GIVEN PROBLEM. Select the lines below containing the word "Westmoreland".

______________________________

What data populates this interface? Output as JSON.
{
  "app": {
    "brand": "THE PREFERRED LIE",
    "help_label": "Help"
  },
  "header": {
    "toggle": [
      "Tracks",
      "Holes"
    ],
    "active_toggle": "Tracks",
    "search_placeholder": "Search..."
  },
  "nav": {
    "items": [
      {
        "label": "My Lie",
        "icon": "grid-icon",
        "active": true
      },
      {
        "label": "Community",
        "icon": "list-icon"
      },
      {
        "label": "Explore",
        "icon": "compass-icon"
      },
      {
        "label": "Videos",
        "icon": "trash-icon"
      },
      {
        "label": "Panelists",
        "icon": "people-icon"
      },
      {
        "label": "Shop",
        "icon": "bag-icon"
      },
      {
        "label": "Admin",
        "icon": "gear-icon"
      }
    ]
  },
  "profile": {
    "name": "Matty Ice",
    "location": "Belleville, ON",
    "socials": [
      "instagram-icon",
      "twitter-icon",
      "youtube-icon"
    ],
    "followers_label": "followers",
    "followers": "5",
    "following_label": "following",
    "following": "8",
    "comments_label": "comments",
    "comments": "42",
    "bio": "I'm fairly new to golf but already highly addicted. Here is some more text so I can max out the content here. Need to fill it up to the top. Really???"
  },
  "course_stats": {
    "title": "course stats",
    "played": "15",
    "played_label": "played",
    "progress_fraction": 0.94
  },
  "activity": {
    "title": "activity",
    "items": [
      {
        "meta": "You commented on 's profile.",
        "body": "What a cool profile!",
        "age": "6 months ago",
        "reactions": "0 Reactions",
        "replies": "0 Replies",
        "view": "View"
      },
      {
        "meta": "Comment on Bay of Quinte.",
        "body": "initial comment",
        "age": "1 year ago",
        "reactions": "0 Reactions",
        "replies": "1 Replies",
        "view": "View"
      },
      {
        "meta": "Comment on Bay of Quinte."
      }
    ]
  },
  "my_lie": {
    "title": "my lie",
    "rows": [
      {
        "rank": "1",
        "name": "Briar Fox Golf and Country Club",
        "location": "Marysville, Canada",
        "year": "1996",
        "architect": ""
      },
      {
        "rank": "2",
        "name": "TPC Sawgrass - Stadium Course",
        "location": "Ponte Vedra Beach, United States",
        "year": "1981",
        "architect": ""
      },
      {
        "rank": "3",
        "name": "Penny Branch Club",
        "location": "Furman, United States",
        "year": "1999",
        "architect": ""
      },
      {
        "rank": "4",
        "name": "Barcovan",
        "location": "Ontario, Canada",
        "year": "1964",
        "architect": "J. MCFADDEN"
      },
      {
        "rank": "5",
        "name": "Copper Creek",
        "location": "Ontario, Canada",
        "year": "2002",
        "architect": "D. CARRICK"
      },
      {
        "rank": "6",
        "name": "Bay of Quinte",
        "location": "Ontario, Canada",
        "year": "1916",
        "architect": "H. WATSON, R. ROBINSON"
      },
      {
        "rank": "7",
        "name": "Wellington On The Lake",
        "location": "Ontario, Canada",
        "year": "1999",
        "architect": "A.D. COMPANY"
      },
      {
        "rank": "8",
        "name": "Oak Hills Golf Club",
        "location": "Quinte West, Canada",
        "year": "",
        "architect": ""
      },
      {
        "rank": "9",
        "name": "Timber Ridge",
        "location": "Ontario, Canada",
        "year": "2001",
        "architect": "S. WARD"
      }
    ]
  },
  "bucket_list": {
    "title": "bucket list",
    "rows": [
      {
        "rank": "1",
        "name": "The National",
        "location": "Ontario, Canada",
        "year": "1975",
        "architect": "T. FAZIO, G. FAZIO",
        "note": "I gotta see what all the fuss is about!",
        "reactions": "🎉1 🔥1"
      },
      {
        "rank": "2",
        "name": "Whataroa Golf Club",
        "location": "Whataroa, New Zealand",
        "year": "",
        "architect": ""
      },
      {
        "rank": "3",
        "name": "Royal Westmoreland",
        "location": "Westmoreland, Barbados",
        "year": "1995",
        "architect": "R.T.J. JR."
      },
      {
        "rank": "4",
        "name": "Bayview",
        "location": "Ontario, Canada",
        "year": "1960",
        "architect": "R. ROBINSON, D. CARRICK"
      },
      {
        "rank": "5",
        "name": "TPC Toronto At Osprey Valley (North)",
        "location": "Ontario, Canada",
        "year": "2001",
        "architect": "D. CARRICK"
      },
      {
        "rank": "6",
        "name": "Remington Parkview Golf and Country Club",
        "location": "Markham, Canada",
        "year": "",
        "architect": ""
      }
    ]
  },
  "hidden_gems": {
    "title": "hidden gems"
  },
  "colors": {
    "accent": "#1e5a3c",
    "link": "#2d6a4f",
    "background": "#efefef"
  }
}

______________________________

WRITTEN ANSWER.
        "name": "Royal Westmoreland",
        "location": "Westmoreland, Barbados",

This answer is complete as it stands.